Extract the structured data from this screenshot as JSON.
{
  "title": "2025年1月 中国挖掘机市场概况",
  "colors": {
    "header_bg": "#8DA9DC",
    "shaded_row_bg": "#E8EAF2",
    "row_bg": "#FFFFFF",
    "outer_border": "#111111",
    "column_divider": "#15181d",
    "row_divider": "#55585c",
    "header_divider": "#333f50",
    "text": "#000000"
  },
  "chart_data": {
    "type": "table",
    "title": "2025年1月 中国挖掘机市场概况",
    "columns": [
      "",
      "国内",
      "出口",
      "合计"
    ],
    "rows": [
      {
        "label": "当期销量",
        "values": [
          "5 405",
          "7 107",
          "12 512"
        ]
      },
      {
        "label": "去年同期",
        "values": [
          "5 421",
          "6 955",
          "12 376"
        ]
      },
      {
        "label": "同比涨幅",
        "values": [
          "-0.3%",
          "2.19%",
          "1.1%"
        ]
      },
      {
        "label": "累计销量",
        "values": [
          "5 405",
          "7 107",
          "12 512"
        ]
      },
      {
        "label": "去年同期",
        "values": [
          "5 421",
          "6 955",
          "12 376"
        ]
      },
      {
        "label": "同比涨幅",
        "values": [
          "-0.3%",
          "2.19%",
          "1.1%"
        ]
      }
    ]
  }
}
········
### TASK PROMPT
Repeat the material in full, exactly as it stands.

### ANSWER TO THIS TASK
Extract the structured data from this screenshot as JSON.
{
  "title": "2025年1月 中国挖掘机市场概况",
  "colors": {
    "header_bg": "#8DA9DC",
    "shaded_row_bg": "#E8EAF2",
    "row_bg": "#FFFFFF",
    "outer_border": "#111111",
    "column_divider": "#15181d",
    "row_divider": "#55585c",
    "header_divider": "#333f50",
    "text": "#000000"
  },
  "chart_data": {
    "type": "table",
    "title": "2025年1月 中国挖掘机市场概况",
    "columns": [
      "",
      "国内",
      "出口",
      "合计"
    ],
    "rows": [
      {
        "label": "当期销量",
        "values": [
          "5 405",
          "7 107",
          "12 512"
        ]
      },
      {
        "label": "去年同期",
        "values": [
          "5 421",
          "6 955",
          "12 376"
        ]
      },
      {
        "label": "同比涨幅",
        "values": [
          "-0.3%",
          "2.19%",
          "1.1%"
        ]
      },
      {
        "label": "累计销量",
        "values": [
          "5 405",
          "7 107",
          "12 512"
        ]
      },
      {
        "label": "去年同期",
        "values": [
          "5 421",
          "6 955",
          "12 376"
        ]
      },
      {
        "label": "同比涨幅",
        "values": [
          "-0.3%",
          "2.19%",
          "1.1%"
        ]
      }
    ]
  }
}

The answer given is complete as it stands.